=== Stored data ===
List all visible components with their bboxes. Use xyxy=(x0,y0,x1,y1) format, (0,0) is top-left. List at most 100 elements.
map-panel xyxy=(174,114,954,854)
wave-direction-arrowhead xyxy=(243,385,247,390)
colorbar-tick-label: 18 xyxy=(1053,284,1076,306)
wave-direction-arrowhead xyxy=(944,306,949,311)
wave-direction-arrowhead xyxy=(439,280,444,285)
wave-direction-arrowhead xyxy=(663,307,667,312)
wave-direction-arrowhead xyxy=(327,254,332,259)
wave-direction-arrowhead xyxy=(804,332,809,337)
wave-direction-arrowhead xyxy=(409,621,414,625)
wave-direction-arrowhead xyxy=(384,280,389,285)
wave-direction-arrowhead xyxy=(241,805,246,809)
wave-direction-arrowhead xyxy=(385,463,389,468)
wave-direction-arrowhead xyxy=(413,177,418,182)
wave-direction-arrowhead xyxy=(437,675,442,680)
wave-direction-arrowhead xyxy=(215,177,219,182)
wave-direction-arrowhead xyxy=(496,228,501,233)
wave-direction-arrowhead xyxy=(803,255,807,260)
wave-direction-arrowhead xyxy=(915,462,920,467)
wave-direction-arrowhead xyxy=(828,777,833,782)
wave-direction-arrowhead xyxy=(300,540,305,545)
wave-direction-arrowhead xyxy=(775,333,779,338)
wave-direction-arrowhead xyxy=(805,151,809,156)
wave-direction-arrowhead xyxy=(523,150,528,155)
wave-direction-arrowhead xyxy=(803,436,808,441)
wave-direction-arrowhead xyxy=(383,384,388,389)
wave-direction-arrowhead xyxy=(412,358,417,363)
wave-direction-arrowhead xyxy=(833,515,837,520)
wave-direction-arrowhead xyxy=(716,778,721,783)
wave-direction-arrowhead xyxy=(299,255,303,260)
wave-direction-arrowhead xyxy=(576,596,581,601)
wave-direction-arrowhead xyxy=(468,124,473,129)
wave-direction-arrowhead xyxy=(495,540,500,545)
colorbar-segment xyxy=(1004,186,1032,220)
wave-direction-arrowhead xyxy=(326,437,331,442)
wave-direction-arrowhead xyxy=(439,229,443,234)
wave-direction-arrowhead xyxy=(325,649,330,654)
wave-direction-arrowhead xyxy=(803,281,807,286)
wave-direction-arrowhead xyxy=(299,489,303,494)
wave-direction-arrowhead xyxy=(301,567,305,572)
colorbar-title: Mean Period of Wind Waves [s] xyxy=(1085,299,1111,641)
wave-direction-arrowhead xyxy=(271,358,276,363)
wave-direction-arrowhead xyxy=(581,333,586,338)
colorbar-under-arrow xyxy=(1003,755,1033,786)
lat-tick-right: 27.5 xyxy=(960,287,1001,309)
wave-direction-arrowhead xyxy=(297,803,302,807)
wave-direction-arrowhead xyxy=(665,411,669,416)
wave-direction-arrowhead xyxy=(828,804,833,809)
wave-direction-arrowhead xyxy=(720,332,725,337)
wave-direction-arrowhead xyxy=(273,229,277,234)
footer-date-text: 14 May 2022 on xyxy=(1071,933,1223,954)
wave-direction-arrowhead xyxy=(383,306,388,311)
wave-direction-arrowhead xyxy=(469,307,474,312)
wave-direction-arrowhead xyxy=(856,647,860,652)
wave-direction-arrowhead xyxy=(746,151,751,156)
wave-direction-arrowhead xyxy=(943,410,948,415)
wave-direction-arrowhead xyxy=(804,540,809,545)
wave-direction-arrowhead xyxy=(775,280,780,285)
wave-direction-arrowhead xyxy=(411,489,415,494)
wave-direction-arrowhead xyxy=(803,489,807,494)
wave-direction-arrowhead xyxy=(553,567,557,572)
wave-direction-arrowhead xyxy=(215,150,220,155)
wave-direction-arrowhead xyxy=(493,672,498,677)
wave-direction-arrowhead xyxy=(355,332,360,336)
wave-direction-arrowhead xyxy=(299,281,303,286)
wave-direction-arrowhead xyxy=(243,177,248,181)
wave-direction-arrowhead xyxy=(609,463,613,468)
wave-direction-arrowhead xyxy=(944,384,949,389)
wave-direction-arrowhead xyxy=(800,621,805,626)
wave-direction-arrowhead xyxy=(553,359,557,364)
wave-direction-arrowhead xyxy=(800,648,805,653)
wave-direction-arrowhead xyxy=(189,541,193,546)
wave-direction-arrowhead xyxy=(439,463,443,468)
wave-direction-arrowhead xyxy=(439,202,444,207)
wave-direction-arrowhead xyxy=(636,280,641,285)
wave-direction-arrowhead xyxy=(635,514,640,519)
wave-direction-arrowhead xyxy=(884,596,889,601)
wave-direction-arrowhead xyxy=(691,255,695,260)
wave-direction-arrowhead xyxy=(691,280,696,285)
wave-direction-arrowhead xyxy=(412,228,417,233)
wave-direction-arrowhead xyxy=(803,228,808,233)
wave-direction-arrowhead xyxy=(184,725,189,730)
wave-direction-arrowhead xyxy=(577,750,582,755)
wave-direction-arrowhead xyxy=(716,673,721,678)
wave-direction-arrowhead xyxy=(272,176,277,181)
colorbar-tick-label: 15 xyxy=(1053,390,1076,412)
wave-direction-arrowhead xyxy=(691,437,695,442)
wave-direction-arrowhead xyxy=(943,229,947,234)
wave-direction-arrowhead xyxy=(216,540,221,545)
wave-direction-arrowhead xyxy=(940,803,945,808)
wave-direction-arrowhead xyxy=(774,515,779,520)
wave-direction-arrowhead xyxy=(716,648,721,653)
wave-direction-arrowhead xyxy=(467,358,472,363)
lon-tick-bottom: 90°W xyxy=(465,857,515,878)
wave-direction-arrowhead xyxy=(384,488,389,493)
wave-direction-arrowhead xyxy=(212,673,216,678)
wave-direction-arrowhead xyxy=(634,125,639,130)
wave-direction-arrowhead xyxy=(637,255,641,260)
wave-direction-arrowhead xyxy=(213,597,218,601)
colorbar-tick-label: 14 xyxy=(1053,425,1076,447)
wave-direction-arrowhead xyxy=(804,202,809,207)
===
Copy out the stretch from the start of the records through the line that contains "wave-direction-arrowhead xyxy=(409,621,414,625)", both ends included, swapping "map-panel" for "chart-area" and leaving everything else unchanged.

◆ Correct result
List all visible components with their bboxes. Use xyxy=(x0,y0,x1,y1) format, (0,0) is top-left. List at most 100 elements.
chart-area xyxy=(174,114,954,854)
wave-direction-arrowhead xyxy=(243,385,247,390)
colorbar-tick-label: 18 xyxy=(1053,284,1076,306)
wave-direction-arrowhead xyxy=(944,306,949,311)
wave-direction-arrowhead xyxy=(439,280,444,285)
wave-direction-arrowhead xyxy=(663,307,667,312)
wave-direction-arrowhead xyxy=(327,254,332,259)
wave-direction-arrowhead xyxy=(804,332,809,337)
wave-direction-arrowhead xyxy=(409,621,414,625)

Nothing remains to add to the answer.